• AIM:
Output every line below exactly.

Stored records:
(begin)
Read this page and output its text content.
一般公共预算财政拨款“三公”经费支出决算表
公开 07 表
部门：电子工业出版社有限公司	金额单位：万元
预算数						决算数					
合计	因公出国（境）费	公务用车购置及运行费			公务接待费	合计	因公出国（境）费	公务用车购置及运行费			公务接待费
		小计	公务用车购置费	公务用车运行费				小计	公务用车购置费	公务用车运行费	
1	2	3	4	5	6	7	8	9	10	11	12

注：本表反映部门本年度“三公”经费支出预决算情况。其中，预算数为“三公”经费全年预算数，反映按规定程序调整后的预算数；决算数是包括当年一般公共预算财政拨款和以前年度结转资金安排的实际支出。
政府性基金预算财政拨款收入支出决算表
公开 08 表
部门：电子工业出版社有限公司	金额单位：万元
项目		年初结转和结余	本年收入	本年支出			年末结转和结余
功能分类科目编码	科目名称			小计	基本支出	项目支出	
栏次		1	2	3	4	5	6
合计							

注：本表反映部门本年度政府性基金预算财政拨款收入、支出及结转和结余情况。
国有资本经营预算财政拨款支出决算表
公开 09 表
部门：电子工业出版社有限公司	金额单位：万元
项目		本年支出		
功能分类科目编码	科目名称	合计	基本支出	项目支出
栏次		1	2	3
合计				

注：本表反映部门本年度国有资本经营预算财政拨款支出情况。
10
(end)
• THE RESPONSE:
Read this page and output its text content.
一般公共预算财政拨款“三公”经费支出决算表
公开 07 表
部门：电子工业出版社有限公司	金额单位：万元
预算数						决算数					
合计	因公出国（境）费	公务用车购置及运行费			公务接待费	合计	因公出国（境）费	公务用车购置及运行费			公务接待费
		小计	公务用车购置费	公务用车运行费				小计	公务用车购置费	公务用车运行费	
1	2	3	4	5	6	7	8	9	10	11	12

注：本表反映部门本年度“三公”经费支出预决算情况。其中，预算数为“三公”经费全年预算数，反映按规定程序调整后的预算数；决算数是包括当年一般公共预算财政拨款和以前年度结转资金安排的实际支出。
政府性基金预算财政拨款收入支出决算表
公开 08 表
部门：电子工业出版社有限公司	金额单位：万元
项目		年初结转和结余	本年收入	本年支出			年末结转和结余
功能分类科目编码	科目名称			小计	基本支出	项目支出	
栏次		1	2	3	4	5	6
合计							

注：本表反映部门本年度政府性基金预算财政拨款收入、支出及结转和结余情况。
国有资本经营预算财政拨款支出决算表
公开 09 表
部门：电子工业出版社有限公司	金额单位：万元
项目		本年支出		
功能分类科目编码	科目名称	合计	基本支出	项目支出
栏次		1	2	3
合计				

注：本表反映部门本年度国有资本经营预算财政拨款支出情况。
10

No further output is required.